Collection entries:
──────
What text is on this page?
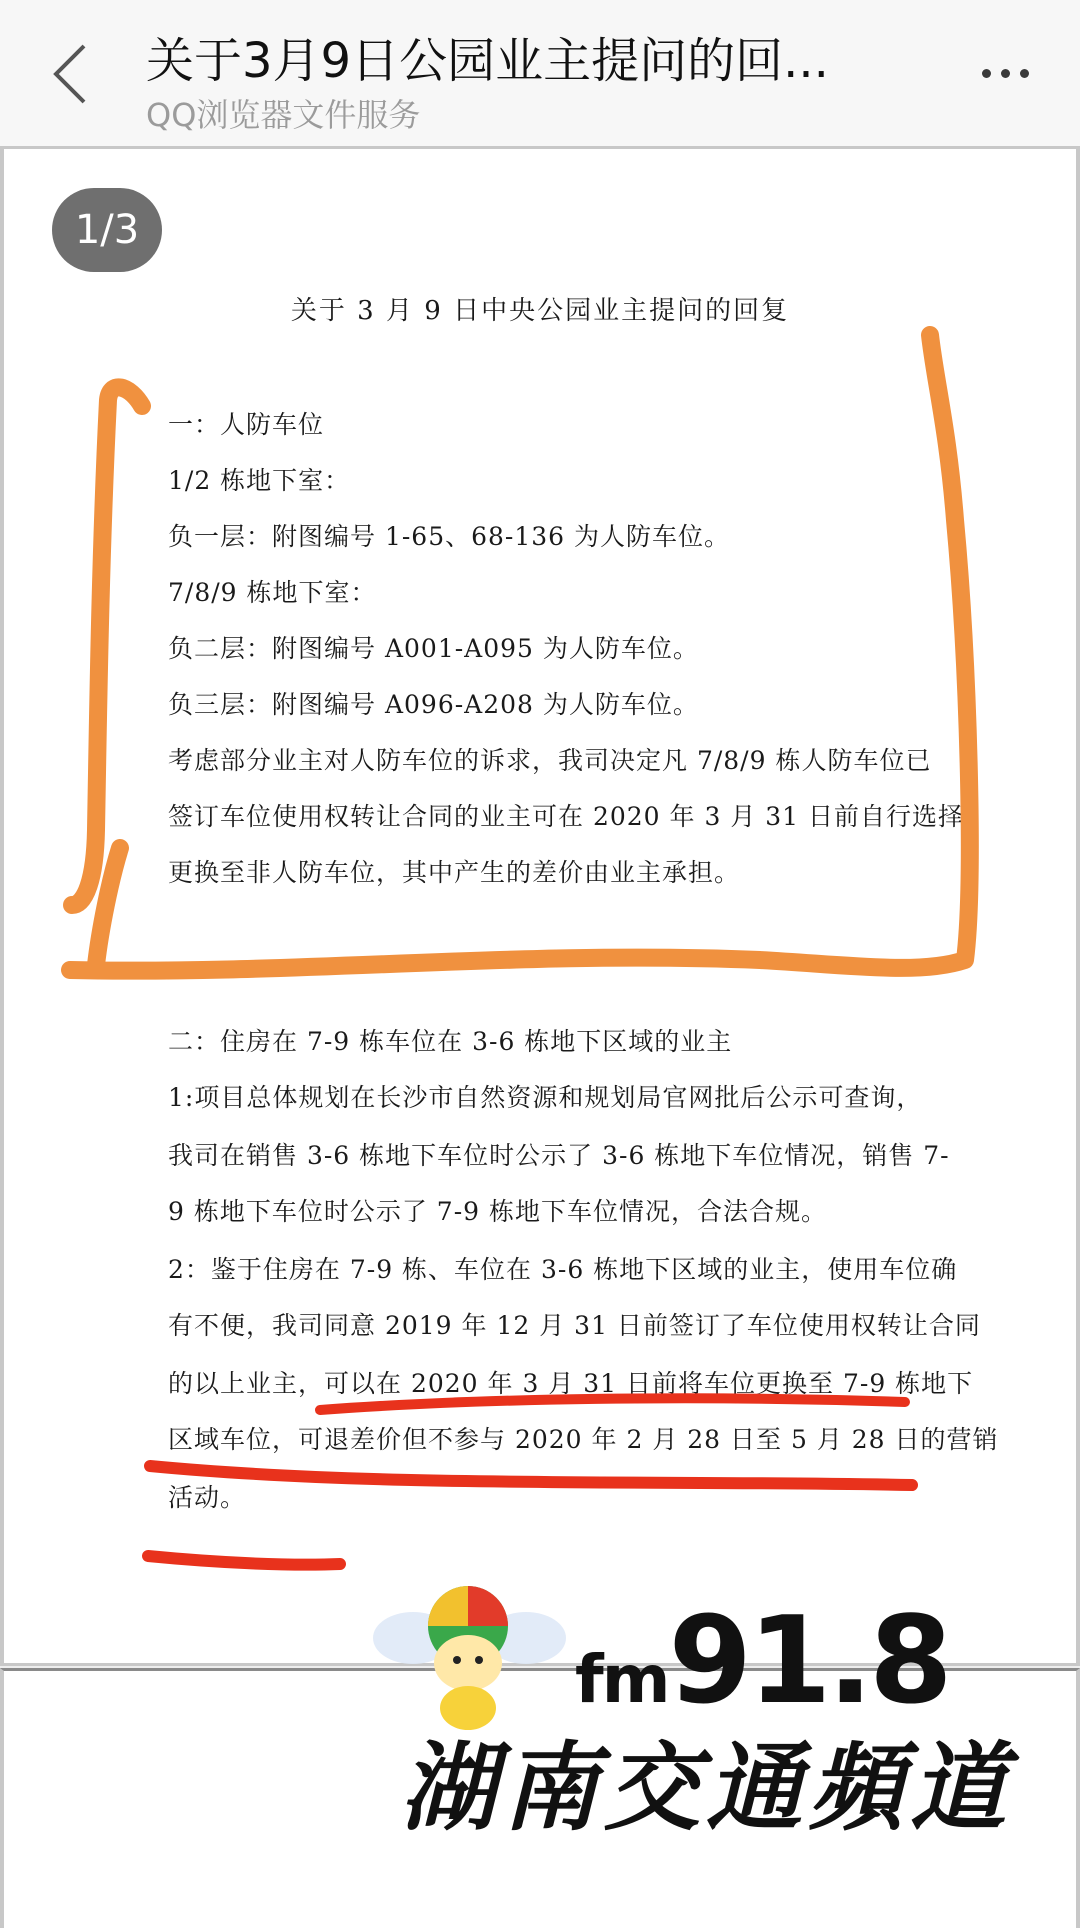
关于3月9日公园业主提问的回...
QQ浏览器文件服务
1/3
关于 3 月 9 日中央公园业主提问的回复
一：人防车位
1/2 栋地下室：
负一层：附图编号 1-65、68-136 为人防车位。
7/8/9 栋地下室：
负二层：附图编号 A001-A095 为人防车位。
负三层：附图编号 A096-A208 为人防车位。
考虑部分业主对人防车位的诉求，我司决定凡 7/8/9 栋人防车位已
签订车位使用权转让合同的业主可在 2020 年 3 月 31 日前自行选择
更换至非人防车位，其中产生的差价由业主承担。
二：住房在 7-9 栋车位在 3-6 栋地下区域的业主
1:项目总体规划在长沙市自然资源和规划局官网批后公示可查询，
我司在销售 3-6 栋地下车位时公示了 3-6 栋地下车位情况，销售 7-
9 栋地下车位时公示了 7-9 栋地下车位情况，合法合规。
2：鉴于住房在 7-9 栋、车位在 3-6 栋地下区域的业主，使用车位确
有不便，我司同意 2019 年 12 月 31 日前签订了车位使用权转让合同
的以上业主，可以在 2020 年 3 月 31 日前将车位更换至 7-9 栋地下
区域车位，可退差价但不参与 2020 年 2 月 28 日至 5 月 28 日的营销
活动。
fm91.8
湖南交通頻道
──────
What is being asked: Leave out the pictures and return every record word for word.

Solution:
What text is on this page?
关于3月9日公园业主提问的回...
QQ浏览器文件服务
1/3
关于 3 月 9 日中央公园业主提问的回复
一：人防车位
1/2 栋地下室：
负一层：附图编号 1-65、68-136 为人防车位。
7/8/9 栋地下室：
负二层：附图编号 A001-A095 为人防车位。
负三层：附图编号 A096-A208 为人防车位。
考虑部分业主对人防车位的诉求，我司决定凡 7/8/9 栋人防车位已
签订车位使用权转让合同的业主可在 2020 年 3 月 31 日前自行选择
更换至非人防车位，其中产生的差价由业主承担。
二：住房在 7-9 栋车位在 3-6 栋地下区域的业主
1:项目总体规划在长沙市自然资源和规划局官网批后公示可查询，
我司在销售 3-6 栋地下车位时公示了 3-6 栋地下车位情况，销售 7-
9 栋地下车位时公示了 7-9 栋地下车位情况，合法合规。
2：鉴于住房在 7-9 栋、车位在 3-6 栋地下区域的业主，使用车位确
有不便，我司同意 2019 年 12 月 31 日前签订了车位使用权转让合同
的以上业主，可以在 2020 年 3 月 31 日前将车位更换至 7-9 栋地下
区域车位，可退差价但不参与 2020 年 2 月 28 日至 5 月 28 日的营销
活动。
fm91.8
湖南交通頻道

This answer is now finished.